**Исходный текст**
Но существует два типа мемуаров: первый - это мемуары людей, ставших участниками чего-то необычного, или людей, чем-то выделяющихся; второй - мемуары людей, переживших то, что переживали другие, ничем особенным не отличающихся и не претендующих на особое место в истории. Мемуары второго типа рассказываются ради самого рассказа, ради простого свидетельства о времени и о себе, а не ради прямого воздействия на действительность. Это тот случай, когда “голос отрывается от своего источника, для автора наступает смерть” (Р.Барт). В данном контексте это означает, что для читателя мемуаров становится важен голос, а не его автор, свидетельство, а не личность самого свидетельствующего. Образцом таких мемуаров можно считать “Крутой маршрут” Е.Гинзбург. Рассказ ради рассказа (т. е. ради СВИДЕТЕЛЬСТВА) - это и есть искомое “объективное” в жанре мемуаров. Такие мемуары мы будем считать объективными.

Мемуары же первого типа пишутся ради воздействия на действительность. Это не свидетельство, но акт самоутверждения. В этом смысле они противоположны второму типу и - субъективны. Таковы мемуары Гезиела и Солженицына. Это закономерно. Дело не только в том, что и тот, и другой - личности незаурядные, выдающиеся. Но оба писателя в условиях тоталитарного государства были вынуждены оказаться по ту сторону баррикад. Отсюда острое желание выговориться, высказать свою точку зрения на происходящее. Тем более, что цензура (пусть и в разной степени) сдавливала горло и тому, и другому. Поэтому Газиел и Солженицын сосредоточены не столько на описывании истории, в создании которой сами принимали участие, сколько на описании СЕБЯ в истории, своей особой в ней роли. Их мемуары эгоцентричны и сугубо субъективны. Это попытка пожизненного самоутверждения в прошлом, самоопределения в истории. Они должны были “вмешаться” в историю: один (Газиел) потому, что не хотел попасть под ее колеса, другой (Солженицын) - потому, что почувствовал в себе силу пророка. В мемуарах оба “сводят счеты” и с историей, и с днем сегодняшним. Тоталитарное государство не позволило им полностью реализоваться в жизни. Особенности личности сделали их непонятными (или труднопонятными) для большинства современников. Это заставляет и Газиела, и Солженицына “дореализовываться” в мемуарах. Такой подход к написанию мемуаров следует обозначить как своеобразный “абеляризм”: это откровенная озабоченность тем, какими они предстанут в глазах современников (мемуары Солженицын писал параллельно с описываемыми событиями) и потомков (“Historia” - последняя, предсмертная книга Газиела).

**Сведения**
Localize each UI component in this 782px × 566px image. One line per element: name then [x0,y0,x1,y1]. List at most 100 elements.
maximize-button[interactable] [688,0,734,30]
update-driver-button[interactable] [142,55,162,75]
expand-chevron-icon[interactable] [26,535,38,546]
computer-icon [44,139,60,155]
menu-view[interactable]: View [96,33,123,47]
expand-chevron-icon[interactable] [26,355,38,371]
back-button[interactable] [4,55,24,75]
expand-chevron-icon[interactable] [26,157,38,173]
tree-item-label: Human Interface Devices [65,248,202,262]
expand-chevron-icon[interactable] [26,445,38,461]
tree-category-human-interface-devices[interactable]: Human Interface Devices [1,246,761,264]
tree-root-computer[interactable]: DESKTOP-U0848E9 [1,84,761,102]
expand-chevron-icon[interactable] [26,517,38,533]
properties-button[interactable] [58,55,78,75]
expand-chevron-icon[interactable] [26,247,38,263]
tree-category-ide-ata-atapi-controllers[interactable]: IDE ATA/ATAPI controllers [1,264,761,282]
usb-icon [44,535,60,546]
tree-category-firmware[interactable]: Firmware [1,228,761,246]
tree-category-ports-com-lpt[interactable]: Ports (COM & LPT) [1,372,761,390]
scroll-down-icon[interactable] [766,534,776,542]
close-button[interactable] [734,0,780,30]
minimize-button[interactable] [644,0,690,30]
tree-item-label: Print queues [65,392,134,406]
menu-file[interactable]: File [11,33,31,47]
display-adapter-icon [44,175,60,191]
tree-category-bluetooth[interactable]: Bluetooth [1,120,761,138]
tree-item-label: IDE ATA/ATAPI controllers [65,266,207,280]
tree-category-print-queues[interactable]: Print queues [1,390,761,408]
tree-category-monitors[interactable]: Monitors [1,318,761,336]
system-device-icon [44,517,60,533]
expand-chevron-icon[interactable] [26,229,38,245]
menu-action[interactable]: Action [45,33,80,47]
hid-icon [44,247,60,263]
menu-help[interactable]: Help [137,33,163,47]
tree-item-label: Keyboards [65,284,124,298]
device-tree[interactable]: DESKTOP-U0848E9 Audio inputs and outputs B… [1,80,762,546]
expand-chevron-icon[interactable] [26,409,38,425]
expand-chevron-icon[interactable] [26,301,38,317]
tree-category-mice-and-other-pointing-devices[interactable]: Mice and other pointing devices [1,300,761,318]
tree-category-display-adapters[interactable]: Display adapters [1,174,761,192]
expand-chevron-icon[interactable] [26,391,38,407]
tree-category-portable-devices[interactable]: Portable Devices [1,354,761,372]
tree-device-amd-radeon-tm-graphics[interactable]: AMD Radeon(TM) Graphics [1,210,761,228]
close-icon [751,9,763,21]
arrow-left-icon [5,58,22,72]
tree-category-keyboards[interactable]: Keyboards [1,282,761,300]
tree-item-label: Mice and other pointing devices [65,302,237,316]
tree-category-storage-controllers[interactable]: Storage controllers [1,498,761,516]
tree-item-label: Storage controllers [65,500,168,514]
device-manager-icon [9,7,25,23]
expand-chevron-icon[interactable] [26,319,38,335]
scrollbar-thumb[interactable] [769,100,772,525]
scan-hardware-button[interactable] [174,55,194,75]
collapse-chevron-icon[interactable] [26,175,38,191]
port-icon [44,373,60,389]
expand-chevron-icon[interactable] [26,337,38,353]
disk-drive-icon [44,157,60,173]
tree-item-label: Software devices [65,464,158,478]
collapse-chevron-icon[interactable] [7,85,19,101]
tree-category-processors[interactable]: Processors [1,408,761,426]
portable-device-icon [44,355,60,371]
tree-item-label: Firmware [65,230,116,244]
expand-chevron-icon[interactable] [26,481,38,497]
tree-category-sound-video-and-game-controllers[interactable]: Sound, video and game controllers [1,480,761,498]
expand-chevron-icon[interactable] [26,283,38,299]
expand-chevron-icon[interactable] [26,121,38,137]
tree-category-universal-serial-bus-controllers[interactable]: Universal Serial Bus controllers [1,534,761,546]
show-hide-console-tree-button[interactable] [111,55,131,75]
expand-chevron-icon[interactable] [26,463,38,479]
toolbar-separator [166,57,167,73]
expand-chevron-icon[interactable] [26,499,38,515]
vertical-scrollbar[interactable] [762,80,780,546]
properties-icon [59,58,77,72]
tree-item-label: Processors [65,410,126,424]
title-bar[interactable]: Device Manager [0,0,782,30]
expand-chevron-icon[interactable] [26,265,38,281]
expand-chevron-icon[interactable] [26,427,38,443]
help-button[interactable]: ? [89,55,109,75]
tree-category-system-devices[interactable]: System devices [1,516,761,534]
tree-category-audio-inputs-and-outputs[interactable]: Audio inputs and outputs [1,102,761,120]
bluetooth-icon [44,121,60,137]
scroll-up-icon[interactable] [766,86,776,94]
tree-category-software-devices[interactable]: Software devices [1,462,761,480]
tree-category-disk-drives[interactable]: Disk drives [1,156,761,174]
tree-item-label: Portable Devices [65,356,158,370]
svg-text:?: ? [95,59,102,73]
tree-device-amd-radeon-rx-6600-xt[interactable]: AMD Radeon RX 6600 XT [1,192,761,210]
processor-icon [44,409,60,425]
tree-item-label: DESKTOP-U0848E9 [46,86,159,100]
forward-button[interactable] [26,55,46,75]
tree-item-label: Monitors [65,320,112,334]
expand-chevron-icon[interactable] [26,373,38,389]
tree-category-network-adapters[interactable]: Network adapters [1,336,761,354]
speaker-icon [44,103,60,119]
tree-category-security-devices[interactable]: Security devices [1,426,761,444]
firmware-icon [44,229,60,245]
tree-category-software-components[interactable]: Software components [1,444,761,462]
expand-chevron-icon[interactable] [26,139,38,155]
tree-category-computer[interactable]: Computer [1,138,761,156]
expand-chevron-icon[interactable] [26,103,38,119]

**Описание задания**
Перепишите фрагмент текста о мемуарах, начиная со слов "Но существует два" и вплоть до слов "будем считать объективными.", заменив "читателя" на "исследователя".

**Результат задания**
Но существует два типа мемуаров: первый - это мемуары людей, ставших участниками чего-то необычного, или людей, чем-то выделяющихся; второй - мемуары людей, переживших то, что переживали другие, ничем особенным не отличающихся и не претендующих на особое место в истории. Мемуары второго типа рассказываются ради самого рассказа, ради простого свидетельства о времени и о себе, а не ради прямого воздействия на действительность. Это тот случай, когда “голос отрывается от своего источника, для автора наступает смерть” (Р.Барт). В данном контексте это означает, что для исследователя мемуаров становится важен голос, а не его автор, свидетельство, а не личность самого свидетельствующего. Образцом таких мемуаров можно считать “Крутой маршрут” Е.Гинзбург. Рассказ ради рассказа (т. е. ради СВИДЕТЕЛЬСТВА) - это и есть искомое “объективное” в жанре мемуаров. Такие мемуары мы будем считать объективными.